>> Start Items

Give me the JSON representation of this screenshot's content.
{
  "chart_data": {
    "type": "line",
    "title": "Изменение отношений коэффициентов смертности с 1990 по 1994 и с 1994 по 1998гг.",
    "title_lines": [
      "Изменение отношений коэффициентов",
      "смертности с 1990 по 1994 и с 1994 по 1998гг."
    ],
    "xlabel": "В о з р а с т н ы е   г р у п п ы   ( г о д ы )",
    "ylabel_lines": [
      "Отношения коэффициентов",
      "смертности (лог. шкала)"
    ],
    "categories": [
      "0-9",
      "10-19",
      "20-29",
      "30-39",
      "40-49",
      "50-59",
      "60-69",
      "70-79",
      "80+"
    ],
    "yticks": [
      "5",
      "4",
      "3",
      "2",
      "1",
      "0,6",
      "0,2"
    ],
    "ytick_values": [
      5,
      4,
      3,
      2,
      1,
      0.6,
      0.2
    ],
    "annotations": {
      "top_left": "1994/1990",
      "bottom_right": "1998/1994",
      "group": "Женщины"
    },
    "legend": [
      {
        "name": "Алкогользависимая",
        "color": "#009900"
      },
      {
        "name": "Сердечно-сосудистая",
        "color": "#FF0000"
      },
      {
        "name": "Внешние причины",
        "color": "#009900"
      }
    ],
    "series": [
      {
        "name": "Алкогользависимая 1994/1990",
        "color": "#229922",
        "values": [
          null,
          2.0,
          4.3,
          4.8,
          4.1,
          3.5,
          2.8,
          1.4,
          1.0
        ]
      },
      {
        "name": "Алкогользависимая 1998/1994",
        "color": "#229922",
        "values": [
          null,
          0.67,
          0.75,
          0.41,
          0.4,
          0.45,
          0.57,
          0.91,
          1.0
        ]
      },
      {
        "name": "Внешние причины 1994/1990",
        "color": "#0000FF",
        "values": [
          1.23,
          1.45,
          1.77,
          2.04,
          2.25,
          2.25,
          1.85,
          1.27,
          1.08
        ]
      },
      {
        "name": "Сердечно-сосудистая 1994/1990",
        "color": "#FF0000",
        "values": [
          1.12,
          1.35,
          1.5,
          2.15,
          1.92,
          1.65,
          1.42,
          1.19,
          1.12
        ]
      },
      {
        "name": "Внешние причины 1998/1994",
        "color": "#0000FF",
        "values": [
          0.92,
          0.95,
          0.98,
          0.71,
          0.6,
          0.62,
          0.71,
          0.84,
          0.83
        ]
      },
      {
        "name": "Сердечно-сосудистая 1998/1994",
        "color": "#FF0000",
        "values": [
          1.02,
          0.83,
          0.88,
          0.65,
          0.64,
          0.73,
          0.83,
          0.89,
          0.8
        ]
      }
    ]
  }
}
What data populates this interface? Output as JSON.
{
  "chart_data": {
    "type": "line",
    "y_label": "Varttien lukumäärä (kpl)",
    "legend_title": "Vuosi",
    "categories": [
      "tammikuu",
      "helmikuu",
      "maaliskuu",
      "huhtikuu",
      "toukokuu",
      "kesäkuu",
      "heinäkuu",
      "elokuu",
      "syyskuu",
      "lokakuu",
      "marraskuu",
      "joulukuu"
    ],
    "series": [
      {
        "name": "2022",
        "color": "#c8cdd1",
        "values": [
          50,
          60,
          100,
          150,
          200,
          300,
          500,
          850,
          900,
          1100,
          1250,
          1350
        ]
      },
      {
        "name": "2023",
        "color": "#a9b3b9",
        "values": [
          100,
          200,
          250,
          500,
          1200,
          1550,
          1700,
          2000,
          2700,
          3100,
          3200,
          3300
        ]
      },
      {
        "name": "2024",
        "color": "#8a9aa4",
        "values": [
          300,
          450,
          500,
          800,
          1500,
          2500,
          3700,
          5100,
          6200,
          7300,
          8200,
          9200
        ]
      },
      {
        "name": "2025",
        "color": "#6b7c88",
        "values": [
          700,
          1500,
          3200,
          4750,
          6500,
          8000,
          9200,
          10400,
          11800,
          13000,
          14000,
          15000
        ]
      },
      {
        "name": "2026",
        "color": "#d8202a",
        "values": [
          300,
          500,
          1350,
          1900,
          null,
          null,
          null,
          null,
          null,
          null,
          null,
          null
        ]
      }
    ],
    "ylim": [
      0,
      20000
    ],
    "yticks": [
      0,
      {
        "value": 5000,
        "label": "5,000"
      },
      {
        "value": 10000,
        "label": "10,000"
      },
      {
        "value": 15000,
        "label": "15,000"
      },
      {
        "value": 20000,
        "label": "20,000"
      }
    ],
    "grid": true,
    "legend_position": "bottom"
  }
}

>> End Items

**Task details:** Filter the records above and return every line that holds the word "коэффициентов".

**Answer below:**
    "title": "Изменение отношений коэффициентов смертности с 1990 по 1994 и с 1994 по 1998гг.",
      "Изменение отношений коэффициентов",
      "Отношения коэффициентов",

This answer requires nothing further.